### Document

WASHINGTON — President Trump continued to escalate his scorched-earth campaign against a whistleblower who accused him of pressuring Ukraine to investigate his political rivals, even as new evidence emerged Monday that he and his administration are urging other governments to provide assistance to a related Justice Department inquiry that has been pushed by the president.
The comments came as his allies struggled to coalesce around a clear strategy to respond to a fast-moving and quickly mounting threat to his presidency.
The ad hoc counterimpeachment effort developing around Trump underscores the risk the president faces as Democratic leaders plan to launch a probe aimed at proving that Trump abused his presidential powers in asking Ukraine’s president to investigate former Vice President Joe Biden, a leading 2020 Democratic presidential contender, and his family, as well as an unsubstantiated theory that Ukrainians worked with Democrats to interfere in the 2016 election.
The White House has not yet set up anything resembling a “war room” to coordinate its response, and officials spent Monday in meetings trying to determine a path forward. The president’s outside legal team played down the threat of impeachment and dismissed the need for the kind of coordinated war-room-based effort that President Bill Clinton relied on 20 years ago.
Some Republican officials have stumbled in recent days in their attempts to defend Trump’s dealings with Ukraine, and others have pushed the White House to offer more guidance to its defenders by standing up a centralized, organized response effort.
Trump’s re-election campaign has taken a de facto lead role in hitting back against the president’s detractors, but it has not been specifically tasked with a coordinating role, according to a person familiar with the matter who, like others, discussed internal strategy on the condition of anonymity.

######
### Data for processing

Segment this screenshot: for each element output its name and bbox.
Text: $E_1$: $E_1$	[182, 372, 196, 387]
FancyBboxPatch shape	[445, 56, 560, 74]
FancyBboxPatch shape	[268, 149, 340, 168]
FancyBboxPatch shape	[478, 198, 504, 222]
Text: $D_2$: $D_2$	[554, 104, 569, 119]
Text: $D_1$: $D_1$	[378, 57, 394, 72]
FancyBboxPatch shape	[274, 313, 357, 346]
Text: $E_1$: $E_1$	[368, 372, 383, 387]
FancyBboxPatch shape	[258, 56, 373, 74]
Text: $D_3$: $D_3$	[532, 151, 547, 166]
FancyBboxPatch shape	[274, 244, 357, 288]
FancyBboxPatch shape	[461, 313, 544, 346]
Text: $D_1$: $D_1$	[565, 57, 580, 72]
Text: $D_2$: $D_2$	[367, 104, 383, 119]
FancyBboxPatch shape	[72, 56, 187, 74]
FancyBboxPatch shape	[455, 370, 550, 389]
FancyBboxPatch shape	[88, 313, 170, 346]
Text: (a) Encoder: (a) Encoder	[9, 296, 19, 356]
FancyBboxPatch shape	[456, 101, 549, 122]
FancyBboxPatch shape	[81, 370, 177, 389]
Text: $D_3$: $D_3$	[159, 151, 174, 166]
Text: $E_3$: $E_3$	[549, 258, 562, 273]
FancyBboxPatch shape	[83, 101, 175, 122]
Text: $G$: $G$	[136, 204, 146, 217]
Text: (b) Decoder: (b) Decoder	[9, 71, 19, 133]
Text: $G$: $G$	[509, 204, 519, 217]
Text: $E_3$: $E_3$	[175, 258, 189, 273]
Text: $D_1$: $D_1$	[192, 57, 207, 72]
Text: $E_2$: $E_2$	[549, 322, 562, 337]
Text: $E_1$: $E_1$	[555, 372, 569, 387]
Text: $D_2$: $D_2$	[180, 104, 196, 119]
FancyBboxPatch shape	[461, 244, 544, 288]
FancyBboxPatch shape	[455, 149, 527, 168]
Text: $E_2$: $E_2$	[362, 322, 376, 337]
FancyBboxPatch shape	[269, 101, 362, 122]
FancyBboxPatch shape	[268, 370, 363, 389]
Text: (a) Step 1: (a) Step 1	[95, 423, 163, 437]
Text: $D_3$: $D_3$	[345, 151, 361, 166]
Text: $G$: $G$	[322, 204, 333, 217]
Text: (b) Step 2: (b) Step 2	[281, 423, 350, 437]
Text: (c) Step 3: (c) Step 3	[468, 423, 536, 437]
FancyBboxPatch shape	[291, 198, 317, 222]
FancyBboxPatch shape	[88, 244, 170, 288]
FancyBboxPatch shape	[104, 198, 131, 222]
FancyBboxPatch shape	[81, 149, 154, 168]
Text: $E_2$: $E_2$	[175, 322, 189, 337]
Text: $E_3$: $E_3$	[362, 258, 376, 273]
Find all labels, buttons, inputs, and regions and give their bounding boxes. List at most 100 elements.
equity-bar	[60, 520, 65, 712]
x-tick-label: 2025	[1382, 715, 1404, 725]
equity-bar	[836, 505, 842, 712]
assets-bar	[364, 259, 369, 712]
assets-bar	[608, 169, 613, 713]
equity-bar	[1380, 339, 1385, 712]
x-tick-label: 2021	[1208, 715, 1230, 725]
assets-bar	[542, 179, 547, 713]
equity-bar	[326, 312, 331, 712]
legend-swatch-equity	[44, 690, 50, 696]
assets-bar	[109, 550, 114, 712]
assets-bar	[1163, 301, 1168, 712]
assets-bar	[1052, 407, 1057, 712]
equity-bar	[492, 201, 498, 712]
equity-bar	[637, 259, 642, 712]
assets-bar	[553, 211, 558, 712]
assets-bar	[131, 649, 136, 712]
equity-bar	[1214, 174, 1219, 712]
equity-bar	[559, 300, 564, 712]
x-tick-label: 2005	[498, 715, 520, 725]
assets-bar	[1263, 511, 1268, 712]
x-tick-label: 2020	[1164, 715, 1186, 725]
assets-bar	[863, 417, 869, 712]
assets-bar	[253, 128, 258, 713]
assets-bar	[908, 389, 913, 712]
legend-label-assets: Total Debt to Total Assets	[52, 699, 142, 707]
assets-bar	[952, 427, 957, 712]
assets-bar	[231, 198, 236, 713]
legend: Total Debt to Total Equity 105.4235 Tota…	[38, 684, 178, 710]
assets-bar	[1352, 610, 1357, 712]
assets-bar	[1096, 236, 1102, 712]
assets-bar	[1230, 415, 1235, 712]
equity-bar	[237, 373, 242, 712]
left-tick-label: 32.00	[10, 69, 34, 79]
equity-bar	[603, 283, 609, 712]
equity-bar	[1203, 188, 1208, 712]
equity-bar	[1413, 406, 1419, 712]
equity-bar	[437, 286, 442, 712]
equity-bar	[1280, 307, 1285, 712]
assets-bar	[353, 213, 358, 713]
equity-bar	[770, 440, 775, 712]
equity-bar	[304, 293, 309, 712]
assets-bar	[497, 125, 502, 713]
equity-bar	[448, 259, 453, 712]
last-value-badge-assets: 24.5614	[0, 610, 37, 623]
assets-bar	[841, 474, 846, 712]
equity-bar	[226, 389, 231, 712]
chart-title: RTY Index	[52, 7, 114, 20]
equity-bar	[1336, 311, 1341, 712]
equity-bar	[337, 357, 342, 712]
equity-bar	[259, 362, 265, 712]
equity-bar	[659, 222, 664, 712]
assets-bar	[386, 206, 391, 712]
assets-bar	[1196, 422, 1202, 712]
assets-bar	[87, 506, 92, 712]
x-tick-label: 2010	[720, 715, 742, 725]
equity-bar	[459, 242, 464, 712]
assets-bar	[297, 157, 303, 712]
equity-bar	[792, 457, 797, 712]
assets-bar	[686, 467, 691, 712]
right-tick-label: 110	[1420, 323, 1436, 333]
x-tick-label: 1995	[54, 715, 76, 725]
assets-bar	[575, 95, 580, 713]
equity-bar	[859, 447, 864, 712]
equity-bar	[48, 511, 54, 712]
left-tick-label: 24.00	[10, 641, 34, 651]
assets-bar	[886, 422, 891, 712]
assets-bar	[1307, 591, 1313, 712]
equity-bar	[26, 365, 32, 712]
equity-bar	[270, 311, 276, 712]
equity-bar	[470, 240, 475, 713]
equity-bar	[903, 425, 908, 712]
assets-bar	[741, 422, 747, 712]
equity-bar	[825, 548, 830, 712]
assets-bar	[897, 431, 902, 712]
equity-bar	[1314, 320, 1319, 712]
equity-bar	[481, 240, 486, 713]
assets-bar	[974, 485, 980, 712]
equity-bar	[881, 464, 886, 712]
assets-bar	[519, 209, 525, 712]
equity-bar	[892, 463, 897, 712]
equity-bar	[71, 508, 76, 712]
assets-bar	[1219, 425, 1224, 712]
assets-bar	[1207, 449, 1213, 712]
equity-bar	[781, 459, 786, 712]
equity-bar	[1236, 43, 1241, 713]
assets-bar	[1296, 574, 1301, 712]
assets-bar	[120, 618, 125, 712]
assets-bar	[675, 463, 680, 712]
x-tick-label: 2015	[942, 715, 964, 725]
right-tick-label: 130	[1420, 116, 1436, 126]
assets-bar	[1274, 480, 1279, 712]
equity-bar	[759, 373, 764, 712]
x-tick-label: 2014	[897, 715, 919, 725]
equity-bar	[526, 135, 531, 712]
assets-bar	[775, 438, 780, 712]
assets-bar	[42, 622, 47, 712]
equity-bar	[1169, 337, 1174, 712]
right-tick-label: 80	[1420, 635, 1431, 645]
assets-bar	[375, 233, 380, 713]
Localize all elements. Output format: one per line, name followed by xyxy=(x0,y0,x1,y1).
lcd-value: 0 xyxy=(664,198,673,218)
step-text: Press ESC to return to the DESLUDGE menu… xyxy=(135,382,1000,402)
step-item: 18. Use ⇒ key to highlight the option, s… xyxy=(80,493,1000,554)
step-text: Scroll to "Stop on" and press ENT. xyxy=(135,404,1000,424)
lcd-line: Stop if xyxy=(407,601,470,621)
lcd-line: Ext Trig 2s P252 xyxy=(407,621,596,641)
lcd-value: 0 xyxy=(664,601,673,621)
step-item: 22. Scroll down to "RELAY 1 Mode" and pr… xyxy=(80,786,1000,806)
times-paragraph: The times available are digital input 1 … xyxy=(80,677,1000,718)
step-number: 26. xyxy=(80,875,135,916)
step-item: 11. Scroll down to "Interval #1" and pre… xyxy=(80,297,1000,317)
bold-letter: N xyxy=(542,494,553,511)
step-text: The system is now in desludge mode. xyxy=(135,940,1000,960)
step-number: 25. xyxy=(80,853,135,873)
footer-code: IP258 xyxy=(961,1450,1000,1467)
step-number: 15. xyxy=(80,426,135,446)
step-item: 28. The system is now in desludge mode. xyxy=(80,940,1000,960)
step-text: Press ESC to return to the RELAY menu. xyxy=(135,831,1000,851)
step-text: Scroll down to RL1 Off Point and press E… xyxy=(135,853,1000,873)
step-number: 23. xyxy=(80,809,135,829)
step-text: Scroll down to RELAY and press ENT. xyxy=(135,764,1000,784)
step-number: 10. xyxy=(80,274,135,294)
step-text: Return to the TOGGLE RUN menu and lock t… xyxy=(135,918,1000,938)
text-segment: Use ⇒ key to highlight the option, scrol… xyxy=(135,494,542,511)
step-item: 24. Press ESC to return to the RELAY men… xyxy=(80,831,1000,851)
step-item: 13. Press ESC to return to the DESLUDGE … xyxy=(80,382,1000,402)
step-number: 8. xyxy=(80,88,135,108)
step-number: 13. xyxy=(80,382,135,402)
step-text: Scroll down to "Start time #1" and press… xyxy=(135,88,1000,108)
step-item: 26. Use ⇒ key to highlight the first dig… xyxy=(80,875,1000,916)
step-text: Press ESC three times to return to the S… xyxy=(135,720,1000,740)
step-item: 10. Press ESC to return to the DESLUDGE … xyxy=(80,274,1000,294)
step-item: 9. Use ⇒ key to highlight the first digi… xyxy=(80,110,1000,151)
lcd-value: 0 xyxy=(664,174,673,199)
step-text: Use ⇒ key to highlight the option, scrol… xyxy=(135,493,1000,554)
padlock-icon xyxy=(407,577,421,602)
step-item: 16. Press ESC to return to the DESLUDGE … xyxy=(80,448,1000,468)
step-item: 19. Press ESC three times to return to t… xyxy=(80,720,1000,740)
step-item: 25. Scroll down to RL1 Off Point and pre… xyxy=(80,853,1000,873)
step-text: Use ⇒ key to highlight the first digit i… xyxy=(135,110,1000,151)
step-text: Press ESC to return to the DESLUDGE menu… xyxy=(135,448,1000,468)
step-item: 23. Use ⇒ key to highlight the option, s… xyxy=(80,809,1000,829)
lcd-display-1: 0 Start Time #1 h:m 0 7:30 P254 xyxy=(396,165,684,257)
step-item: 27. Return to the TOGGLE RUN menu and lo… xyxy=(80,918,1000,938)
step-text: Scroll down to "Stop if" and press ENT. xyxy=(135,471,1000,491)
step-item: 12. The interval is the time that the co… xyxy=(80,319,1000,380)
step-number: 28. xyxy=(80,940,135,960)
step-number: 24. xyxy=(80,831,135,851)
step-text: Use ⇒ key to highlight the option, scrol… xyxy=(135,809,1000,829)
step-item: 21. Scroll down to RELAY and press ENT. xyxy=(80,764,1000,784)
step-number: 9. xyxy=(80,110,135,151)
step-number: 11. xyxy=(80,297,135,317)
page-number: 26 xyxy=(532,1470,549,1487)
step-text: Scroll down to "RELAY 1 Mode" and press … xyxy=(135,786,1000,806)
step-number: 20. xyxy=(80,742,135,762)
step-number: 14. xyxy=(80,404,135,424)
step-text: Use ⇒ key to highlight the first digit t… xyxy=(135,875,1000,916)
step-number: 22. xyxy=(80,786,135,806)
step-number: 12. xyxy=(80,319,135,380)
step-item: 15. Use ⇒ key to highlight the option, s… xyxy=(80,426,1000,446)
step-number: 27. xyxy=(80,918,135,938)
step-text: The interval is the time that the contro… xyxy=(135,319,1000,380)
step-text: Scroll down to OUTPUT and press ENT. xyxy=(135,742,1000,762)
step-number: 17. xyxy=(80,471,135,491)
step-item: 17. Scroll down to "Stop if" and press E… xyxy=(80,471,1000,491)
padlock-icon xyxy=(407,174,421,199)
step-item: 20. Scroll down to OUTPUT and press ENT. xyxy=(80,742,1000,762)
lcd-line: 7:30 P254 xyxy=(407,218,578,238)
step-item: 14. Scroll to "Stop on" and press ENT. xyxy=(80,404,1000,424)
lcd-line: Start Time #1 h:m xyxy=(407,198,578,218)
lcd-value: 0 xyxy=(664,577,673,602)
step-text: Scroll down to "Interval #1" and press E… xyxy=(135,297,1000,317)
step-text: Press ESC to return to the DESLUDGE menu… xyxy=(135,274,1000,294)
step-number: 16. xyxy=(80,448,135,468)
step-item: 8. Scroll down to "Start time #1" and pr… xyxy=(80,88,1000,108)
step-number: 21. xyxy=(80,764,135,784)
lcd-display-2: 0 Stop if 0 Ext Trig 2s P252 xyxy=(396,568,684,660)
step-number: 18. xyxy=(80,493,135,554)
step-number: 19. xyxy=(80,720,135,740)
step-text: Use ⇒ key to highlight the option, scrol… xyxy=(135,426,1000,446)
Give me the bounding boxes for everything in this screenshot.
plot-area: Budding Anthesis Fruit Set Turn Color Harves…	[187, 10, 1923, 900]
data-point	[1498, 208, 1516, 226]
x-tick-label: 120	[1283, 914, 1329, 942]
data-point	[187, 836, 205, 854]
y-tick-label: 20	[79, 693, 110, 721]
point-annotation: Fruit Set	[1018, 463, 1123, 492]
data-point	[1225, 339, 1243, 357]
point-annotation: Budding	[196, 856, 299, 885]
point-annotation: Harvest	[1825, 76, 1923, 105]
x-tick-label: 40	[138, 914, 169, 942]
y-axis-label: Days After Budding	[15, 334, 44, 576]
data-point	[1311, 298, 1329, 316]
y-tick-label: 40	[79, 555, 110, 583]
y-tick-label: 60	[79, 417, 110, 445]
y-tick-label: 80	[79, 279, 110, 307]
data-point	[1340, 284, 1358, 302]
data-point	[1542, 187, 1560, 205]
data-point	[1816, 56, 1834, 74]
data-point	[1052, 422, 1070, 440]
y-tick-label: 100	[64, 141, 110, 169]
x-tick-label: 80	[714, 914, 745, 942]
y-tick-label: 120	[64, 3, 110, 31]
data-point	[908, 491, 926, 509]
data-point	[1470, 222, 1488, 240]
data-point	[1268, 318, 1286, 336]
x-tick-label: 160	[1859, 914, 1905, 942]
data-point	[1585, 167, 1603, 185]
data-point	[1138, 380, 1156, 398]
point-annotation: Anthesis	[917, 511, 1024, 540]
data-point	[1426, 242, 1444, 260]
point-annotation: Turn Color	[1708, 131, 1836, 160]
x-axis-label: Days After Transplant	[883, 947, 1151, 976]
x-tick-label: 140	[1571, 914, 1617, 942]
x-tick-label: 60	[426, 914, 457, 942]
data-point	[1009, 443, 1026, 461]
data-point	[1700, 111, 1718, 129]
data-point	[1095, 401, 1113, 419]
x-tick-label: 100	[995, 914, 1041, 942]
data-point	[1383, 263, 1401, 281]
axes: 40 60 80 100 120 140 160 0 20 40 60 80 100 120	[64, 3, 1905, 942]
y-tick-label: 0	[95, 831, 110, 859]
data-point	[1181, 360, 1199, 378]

######

Your tasks
a) Restate the paragraph of the article beginning "The White House has not yet set up" as a short bulleted list that keeps its main facts.
b) In the entries, from the first line down to and including the line containing "57, 580, 72]", rewrite those lines with every "shape" changed to "patch" and nothing else altered.

Task-by-task results
a)
- The White House has not set up a "war room" to coordinate its response.
- Officials spent Monday in meetings trying to find a path forward.
- The president's outside legal team played down the threat of impeachment.
- The team dismissed the need for a coordinated war-room effort like the one President Bill Clinton relied on 20 years ago.

b)
Segment this screenshot: for each element output its name and bbox.
Text: $E_1$: $E_1$	[182, 372, 196, 387]
FancyBboxPatch patch	[445, 56, 560, 74]
FancyBboxPatch patch	[268, 149, 340, 168]
FancyBboxPatch patch	[478, 198, 504, 222]
Text: $D_2$: $D_2$	[554, 104, 569, 119]
Text: $D_1$: $D_1$	[378, 57, 394, 72]
FancyBboxPatch patch	[274, 313, 357, 346]
Text: $E_1$: $E_1$	[368, 372, 383, 387]
FancyBboxPatch patch	[258, 56, 373, 74]
Text: $D_3$: $D_3$	[532, 151, 547, 166]
FancyBboxPatch patch	[274, 244, 357, 288]
FancyBboxPatch patch	[461, 313, 544, 346]
Text: $D_1$: $D_1$	[565, 57, 580, 72]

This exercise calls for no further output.